Fragmento proporcionado ::
^^^^^^^^

No sólo uno silencia defectos: también virtudes. Ojo: no virtudes grandísimas, a lo mejor
chiquititas, pero sí muy molestas. Sobre todo porque la gente es rara y uno también: lo que uno ve
como virtudes los demás tienen por graves defectos, y defectos propios (que para uno son
clarísimos) los demás, si los supieran, se quedarían lo más frescos (pero uno se moriría de
vergüenza): “¡Qué humano es por esos defectos!”, dirían como si no tenerlos no fuera también muy
humano.
De todas maneras, aquí van algunas cosas. Nací el 11 de febrero de 1941. Estudié ingeniería
y la dejé para dedicarme a la literatura. Era ateo y ahora soy pagano (por lo menos, todo lo que me
da el cuero) Conocí muchísima gente, toda distinta: obreros de la construcción, cosechadores,
peones de limpieza, telefónicos, portuarios, bolivianos, paraguayos, uruguayos, chilenos. Gente rica
y gente pobre. Sé que las brujerías existen, pero por suerte la amistad y el amor, también.
Hace treinta años quise ir a una guerra (no importa cuál). No pude. A lo mejor me salvé de una
buena o a lo mejor me jodí. Me voy a quedar con la duda eterna. No era por ideología, era para
seguir un curso rápido de crecimiento.
De cualquier manera, vayas o no a una guerra, igual pasan cosas pesadas y perpetuamente te
echan de Saigón. Pero uno es un vasco cabeza dura: siempre vuelve. Durante unos cuantos años viví
en pensiones. Ganaba poco, así que tenía que compartir las piezas con dos o tres tipos. Imposible
tener un cuarto para mí solo. Recuerdo una de las tantas casas de pensión: había chinches y
cucarachas, sin embargo no me daba el cuero para tener un lugar sin compartir: El dueño me dijo
“Los lujos hay que pagarlos”. Cuando el tipo me salió con esa yo miré una grieta en la pared
(parecida a la de la casa Usher) llena de bichos y otras alegres bestezuelas que por ahí pululaban y
le contesté: “Tiene razón señor”
Una de las primeras cosas que me enseñaron, ya sea trabajando o viviendo en pensiones fue:
“Si no le gusta, vayasé.
Creo que los que más me lo decían lograban con ello una suerte de erotismo. Yo no sé cómo
a los médicos no se les ha ocurrido este remedio soberano contra la impotencia: usted tiene que
alquilarle sucuchos a unos veinte tipos y que los pobres infelices no tengan adónde ir. Entonces
usted dígales ocho veces diarias: “Si no le gusta, vayasé” (aunque ellos ni hayan abierto la boca).

^^^^^^^^

Datos aportados ::
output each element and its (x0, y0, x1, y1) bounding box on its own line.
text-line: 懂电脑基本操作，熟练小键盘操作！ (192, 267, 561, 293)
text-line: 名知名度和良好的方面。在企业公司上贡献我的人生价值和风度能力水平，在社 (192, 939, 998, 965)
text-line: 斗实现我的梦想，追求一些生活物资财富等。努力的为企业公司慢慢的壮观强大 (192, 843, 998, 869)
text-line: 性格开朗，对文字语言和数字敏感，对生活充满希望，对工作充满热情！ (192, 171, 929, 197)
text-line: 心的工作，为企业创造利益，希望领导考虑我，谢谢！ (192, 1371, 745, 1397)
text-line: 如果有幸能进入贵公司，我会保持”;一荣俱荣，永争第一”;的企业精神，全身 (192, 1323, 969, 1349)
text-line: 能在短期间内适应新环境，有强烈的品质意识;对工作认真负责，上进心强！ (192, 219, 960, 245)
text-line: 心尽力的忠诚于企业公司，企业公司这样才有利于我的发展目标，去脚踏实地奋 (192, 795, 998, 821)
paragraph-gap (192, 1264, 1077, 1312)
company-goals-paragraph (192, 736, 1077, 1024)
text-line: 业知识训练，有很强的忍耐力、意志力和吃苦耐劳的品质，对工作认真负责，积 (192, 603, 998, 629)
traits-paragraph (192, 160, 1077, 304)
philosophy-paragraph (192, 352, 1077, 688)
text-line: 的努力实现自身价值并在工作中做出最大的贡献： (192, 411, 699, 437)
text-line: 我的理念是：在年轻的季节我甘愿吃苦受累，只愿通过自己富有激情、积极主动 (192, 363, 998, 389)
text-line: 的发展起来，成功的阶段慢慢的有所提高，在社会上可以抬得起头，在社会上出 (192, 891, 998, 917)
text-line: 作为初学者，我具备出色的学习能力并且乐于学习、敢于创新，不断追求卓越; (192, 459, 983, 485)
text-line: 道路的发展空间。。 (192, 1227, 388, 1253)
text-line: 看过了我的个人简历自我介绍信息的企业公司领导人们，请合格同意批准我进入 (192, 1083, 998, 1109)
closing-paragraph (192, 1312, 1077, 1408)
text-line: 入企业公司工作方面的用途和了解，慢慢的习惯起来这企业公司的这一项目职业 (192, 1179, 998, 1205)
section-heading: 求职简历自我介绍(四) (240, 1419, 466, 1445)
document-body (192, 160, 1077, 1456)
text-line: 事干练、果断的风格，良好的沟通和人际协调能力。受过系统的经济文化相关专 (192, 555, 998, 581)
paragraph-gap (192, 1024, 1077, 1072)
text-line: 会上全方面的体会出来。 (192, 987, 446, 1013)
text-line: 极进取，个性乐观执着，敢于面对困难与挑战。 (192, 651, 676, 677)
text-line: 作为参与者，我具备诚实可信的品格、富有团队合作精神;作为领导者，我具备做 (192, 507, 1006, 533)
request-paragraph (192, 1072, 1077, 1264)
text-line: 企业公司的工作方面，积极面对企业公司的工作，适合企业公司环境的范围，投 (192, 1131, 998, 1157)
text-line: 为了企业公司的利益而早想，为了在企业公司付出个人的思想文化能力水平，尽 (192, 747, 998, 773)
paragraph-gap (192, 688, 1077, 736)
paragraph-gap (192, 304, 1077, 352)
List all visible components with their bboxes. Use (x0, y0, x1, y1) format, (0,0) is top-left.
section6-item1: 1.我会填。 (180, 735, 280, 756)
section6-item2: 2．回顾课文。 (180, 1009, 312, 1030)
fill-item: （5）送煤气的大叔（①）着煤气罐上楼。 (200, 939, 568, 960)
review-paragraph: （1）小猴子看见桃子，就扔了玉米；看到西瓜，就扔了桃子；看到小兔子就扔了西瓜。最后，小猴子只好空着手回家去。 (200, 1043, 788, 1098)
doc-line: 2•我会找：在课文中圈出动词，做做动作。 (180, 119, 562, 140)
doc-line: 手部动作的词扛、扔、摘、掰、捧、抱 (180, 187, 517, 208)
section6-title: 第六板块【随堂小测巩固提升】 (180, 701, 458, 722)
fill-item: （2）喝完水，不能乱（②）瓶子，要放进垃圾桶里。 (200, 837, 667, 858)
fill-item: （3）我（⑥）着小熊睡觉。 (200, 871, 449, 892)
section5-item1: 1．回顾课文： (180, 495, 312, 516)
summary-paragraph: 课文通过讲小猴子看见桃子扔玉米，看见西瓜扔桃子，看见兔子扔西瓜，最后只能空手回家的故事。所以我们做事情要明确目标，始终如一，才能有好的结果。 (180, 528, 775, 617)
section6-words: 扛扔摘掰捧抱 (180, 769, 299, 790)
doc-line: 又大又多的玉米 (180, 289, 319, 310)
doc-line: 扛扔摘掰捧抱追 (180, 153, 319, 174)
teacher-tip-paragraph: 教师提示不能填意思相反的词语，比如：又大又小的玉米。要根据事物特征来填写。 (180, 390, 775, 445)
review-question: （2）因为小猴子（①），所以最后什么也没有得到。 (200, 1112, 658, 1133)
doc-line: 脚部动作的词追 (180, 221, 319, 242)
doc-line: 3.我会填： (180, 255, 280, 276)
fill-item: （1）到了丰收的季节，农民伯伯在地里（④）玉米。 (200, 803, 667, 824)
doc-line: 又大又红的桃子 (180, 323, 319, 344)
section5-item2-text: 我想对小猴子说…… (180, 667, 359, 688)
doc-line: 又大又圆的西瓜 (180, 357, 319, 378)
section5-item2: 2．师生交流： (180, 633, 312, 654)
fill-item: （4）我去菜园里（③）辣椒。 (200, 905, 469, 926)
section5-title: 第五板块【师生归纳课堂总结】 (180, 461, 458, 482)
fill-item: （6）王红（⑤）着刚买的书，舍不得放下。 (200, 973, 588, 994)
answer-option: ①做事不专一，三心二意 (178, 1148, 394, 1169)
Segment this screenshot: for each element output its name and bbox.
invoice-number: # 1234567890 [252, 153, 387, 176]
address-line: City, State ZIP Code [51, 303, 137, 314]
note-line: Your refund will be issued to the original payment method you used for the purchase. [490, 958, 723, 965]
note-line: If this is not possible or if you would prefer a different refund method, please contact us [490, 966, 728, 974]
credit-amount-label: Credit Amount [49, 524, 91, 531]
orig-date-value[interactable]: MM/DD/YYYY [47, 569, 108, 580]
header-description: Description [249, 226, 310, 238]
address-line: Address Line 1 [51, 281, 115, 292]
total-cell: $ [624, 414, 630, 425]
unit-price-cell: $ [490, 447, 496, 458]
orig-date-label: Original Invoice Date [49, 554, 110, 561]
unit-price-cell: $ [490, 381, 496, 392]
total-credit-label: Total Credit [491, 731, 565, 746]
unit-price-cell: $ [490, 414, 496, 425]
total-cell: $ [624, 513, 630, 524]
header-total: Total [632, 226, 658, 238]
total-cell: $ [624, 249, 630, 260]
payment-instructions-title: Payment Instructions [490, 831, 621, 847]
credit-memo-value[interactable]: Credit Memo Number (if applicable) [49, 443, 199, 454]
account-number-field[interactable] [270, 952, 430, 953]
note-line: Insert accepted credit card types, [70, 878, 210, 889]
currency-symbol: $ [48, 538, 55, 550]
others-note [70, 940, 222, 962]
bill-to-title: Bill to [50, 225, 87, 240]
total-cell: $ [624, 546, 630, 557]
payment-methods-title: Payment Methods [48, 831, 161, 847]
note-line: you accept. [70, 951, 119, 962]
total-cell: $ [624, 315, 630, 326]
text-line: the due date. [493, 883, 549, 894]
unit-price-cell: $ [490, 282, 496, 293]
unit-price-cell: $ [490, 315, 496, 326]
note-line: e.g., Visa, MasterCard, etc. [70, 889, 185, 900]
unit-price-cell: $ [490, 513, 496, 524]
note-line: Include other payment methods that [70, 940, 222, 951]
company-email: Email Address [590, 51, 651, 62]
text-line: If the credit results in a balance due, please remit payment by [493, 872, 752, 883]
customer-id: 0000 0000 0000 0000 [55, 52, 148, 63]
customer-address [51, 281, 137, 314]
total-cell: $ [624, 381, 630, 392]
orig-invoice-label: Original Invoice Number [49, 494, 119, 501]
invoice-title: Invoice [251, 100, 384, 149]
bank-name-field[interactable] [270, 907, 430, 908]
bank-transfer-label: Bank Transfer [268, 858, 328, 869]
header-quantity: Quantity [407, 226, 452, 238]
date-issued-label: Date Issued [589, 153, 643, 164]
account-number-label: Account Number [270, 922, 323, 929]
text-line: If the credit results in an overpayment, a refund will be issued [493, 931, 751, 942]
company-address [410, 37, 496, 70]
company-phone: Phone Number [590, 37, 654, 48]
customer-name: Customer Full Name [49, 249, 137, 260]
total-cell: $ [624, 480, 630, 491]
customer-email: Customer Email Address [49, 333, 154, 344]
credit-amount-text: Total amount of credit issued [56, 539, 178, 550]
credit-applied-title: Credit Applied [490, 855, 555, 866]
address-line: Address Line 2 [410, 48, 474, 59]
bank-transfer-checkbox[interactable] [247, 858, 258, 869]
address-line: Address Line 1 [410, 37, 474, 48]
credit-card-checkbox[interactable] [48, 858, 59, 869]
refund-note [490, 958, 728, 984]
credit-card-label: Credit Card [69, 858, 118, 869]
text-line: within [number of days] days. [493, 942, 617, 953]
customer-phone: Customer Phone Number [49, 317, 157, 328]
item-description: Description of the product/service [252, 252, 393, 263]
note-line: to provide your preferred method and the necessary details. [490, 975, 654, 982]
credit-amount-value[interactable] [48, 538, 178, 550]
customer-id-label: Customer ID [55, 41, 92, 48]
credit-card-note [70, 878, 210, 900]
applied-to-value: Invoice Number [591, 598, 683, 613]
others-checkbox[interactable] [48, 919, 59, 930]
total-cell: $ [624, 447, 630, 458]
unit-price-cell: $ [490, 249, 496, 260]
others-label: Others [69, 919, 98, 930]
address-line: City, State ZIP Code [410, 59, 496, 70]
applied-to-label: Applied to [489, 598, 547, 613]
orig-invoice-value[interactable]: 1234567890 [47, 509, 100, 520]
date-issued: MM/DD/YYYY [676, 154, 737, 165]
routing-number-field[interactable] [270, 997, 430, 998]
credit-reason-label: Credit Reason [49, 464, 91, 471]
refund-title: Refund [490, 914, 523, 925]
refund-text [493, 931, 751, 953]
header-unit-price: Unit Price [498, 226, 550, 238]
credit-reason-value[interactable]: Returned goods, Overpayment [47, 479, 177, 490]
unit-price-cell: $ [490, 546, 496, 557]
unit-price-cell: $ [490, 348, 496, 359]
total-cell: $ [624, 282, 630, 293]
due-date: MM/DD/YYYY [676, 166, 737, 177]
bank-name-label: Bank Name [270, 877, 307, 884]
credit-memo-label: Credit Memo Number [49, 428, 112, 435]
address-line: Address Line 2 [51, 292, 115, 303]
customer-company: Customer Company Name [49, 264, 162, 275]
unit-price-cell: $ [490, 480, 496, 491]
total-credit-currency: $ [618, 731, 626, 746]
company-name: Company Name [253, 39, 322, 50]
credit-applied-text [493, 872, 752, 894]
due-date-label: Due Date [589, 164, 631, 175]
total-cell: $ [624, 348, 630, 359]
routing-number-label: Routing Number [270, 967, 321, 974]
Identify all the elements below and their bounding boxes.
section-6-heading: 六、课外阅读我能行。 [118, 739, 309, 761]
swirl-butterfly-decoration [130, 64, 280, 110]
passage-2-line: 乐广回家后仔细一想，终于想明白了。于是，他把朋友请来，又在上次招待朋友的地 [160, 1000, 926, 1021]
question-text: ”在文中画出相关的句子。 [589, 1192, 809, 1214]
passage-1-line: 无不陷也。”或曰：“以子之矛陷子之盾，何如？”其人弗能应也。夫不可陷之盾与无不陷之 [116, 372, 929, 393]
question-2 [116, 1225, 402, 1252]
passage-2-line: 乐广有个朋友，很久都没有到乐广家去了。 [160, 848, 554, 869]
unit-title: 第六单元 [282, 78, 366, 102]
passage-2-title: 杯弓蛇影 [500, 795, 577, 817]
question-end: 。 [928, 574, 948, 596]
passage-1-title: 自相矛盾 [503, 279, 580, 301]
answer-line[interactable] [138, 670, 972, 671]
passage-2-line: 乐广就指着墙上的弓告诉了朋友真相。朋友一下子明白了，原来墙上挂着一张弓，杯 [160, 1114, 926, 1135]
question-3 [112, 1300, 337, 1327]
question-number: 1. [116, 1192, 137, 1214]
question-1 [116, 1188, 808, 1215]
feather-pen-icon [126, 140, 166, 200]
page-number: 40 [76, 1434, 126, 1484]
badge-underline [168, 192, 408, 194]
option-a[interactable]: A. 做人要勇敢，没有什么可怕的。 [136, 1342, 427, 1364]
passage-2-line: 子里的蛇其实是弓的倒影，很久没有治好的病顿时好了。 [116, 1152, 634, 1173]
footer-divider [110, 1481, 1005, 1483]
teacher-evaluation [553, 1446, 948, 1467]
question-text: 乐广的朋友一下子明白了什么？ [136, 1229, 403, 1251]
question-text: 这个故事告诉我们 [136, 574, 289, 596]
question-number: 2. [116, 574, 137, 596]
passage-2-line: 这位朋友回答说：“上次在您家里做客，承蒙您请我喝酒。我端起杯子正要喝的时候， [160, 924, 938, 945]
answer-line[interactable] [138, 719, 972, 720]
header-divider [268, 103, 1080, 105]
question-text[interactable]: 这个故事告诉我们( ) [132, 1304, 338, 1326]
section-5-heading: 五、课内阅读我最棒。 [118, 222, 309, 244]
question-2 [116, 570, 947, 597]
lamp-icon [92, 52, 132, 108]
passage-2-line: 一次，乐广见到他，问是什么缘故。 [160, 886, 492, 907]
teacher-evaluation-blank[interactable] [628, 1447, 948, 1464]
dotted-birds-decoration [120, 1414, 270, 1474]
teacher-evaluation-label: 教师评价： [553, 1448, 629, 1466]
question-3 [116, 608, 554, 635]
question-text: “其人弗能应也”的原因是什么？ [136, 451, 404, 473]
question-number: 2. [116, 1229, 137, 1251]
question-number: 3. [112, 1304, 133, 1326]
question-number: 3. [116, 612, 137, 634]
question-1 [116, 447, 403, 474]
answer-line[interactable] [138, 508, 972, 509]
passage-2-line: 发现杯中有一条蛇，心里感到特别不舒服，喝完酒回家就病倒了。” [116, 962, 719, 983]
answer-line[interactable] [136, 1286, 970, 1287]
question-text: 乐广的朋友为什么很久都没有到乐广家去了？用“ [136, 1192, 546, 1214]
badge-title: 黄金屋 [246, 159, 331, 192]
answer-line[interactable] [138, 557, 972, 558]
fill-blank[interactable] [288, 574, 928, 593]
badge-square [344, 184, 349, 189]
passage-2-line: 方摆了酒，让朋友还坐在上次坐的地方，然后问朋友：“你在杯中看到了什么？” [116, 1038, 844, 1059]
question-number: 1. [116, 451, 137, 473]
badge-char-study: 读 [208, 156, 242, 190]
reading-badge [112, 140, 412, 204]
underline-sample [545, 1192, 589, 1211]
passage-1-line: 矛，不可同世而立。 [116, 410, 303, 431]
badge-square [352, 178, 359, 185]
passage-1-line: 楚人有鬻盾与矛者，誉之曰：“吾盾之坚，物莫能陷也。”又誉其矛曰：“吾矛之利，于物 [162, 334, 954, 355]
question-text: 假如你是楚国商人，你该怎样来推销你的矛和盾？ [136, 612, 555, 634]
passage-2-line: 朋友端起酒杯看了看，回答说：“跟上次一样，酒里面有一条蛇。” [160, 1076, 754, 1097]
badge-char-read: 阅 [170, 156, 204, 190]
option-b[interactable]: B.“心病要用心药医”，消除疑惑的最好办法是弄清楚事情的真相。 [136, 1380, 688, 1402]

^^^^^^^^

Consigna 1 ::
Responde según el fragmento:
(a) ¿En qué fecha nació quien narra?
(b) ¿Qué estudios dejó para dedicarse a la literatura?
(c) ¿Qué frase le dijo el dueño de la pensión?
Consigna 2 ::
Repite sin cambios el pasaje del fragmento comprendido entre "De todas maneras, aquí" y "el amor, también.", ambos incluidos.
Los registros no guardan ninguna relación con el fragmento.

Respuesta 1 ::
(a) El 11 de febrero de 1941.
(b) Los de ingeniería.
(c) “Los lujos hay que pagarlos”.

Respuesta 2 ::
De todas maneras, aquí van algunas cosas. Nací el 11 de febrero de 1941. Estudié ingeniería
y la dejé para dedicarme a la literatura. Era ateo y ahora soy pagano (por lo menos, todo lo que me
da el cuero) Conocí muchísima gente, toda distinta: obreros de la construcción, cosechadores,
peones de limpieza, telefónicos, portuarios, bolivianos, paraguayos, uruguayos, chilenos. Gente rica
y gente pobre. Sé que las brujerías existen, pero por suerte la amistad y el amor, también.